(Extracted data entries)
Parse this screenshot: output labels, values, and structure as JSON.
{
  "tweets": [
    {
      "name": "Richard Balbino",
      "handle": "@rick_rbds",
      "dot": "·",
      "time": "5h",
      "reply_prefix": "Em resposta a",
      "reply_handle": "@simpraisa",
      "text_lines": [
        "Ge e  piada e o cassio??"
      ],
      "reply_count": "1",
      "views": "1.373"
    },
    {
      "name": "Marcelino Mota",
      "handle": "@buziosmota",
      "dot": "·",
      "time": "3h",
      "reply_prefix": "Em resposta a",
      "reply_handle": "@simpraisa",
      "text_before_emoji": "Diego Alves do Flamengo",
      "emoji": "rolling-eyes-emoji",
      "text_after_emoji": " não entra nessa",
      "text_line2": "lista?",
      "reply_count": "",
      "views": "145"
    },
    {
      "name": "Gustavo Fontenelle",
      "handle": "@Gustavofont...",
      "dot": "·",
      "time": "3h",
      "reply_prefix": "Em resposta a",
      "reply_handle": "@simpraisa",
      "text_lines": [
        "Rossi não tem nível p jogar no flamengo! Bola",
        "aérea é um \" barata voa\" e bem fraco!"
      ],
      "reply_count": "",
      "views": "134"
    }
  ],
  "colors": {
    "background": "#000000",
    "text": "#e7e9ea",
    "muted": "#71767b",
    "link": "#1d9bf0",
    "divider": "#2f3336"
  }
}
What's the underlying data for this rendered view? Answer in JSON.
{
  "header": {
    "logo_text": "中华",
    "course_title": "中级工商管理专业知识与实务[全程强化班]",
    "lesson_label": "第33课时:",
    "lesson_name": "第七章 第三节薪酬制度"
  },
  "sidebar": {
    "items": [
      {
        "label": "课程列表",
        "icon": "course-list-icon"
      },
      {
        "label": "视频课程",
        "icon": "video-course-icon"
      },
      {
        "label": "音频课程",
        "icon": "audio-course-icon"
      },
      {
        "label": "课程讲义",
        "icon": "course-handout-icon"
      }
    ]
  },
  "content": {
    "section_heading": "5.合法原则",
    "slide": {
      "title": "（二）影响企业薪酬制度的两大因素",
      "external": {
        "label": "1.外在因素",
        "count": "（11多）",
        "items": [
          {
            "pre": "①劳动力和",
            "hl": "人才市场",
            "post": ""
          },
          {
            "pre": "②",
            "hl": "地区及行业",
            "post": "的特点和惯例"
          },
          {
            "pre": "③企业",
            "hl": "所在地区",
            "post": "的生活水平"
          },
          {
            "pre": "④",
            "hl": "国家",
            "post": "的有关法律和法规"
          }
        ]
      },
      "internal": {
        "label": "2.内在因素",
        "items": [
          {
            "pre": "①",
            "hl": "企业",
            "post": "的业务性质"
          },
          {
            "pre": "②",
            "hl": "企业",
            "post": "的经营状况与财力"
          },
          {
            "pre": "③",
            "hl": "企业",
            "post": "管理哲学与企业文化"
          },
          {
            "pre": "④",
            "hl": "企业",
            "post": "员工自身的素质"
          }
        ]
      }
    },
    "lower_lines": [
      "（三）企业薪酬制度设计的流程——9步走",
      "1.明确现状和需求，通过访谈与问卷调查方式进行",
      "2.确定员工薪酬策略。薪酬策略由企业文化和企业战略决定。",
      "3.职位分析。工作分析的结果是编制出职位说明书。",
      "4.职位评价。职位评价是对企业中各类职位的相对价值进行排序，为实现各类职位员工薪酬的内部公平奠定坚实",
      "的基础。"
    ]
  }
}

# [SET TASK]
Copy out all the entries shown above, character for character.

# [OUTPUT FOR THIS TASK]
Parse this screenshot: output labels, values, and structure as JSON.
{
  "tweets": [
    {
      "name": "Richard Balbino",
      "handle": "@rick_rbds",
      "dot": "·",
      "time": "5h",
      "reply_prefix": "Em resposta a",
      "reply_handle": "@simpraisa",
      "text_lines": [
        "Ge e  piada e o cassio??"
      ],
      "reply_count": "1",
      "views": "1.373"
    },
    {
      "name": "Marcelino Mota",
      "handle": "@buziosmota",
      "dot": "·",
      "time": "3h",
      "reply_prefix": "Em resposta a",
      "reply_handle": "@simpraisa",
      "text_before_emoji": "Diego Alves do Flamengo",
      "emoji": "rolling-eyes-emoji",
      "text_after_emoji": " não entra nessa",
      "text_line2": "lista?",
      "reply_count": "",
      "views": "145"
    },
    {
      "name": "Gustavo Fontenelle",
      "handle": "@Gustavofont...",
      "dot": "·",
      "time": "3h",
      "reply_prefix": "Em resposta a",
      "reply_handle": "@simpraisa",
      "text_lines": [
        "Rossi não tem nível p jogar no flamengo! Bola",
        "aérea é um \" barata voa\" e bem fraco!"
      ],
      "reply_count": "",
      "views": "134"
    }
  ],
  "colors": {
    "background": "#000000",
    "text": "#e7e9ea",
    "muted": "#71767b",
    "link": "#1d9bf0",
    "divider": "#2f3336"
  }
}
What's the underlying data for this rendered view? Answer in JSON.
{
  "header": {
    "logo_text": "中华",
    "course_title": "中级工商管理专业知识与实务[全程强化班]",
    "lesson_label": "第33课时:",
    "lesson_name": "第七章 第三节薪酬制度"
  },
  "sidebar": {
    "items": [
      {
        "label": "课程列表",
        "icon": "course-list-icon"
      },
      {
        "label": "视频课程",
        "icon": "video-course-icon"
      },
      {
        "label": "音频课程",
        "icon": "audio-course-icon"
      },
      {
        "label": "课程讲义",
        "icon": "course-handout-icon"
      }
    ]
  },
  "content": {
    "section_heading": "5.合法原则",
    "slide": {
      "title": "（二）影响企业薪酬制度的两大因素",
      "external": {
        "label": "1.外在因素",
        "count": "（11多）",
        "items": [
          {
            "pre": "①劳动力和",
            "hl": "人才市场",
            "post": ""
          },
          {
            "pre": "②",
            "hl": "地区及行业",
            "post": "的特点和惯例"
          },
          {
            "pre": "③企业",
            "hl": "所在地区",
            "post": "的生活水平"
          },
          {
            "pre": "④",
            "hl": "国家",
            "post": "的有关法律和法规"
          }
        ]
      },
      "internal": {
        "label": "2.内在因素",
        "items": [
          {
            "pre": "①",
            "hl": "企业",
            "post": "的业务性质"
          },
          {
            "pre": "②",
            "hl": "企业",
            "post": "的经营状况与财力"
          },
          {
            "pre": "③",
            "hl": "企业",
            "post": "管理哲学与企业文化"
          },
          {
            "pre": "④",
            "hl": "企业",
            "post": "员工自身的素质"
          }
        ]
      }
    },
    "lower_lines": [
      "（三）企业薪酬制度设计的流程——9步走",
      "1.明确现状和需求，通过访谈与问卷调查方式进行",
      "2.确定员工薪酬策略。薪酬策略由企业文化和企业战略决定。",
      "3.职位分析。工作分析的结果是编制出职位说明书。",
      "4.职位评价。职位评价是对企业中各类职位的相对价值进行排序，为实现各类职位员工薪酬的内部公平奠定坚实",
      "的基础。"
    ]
  }
}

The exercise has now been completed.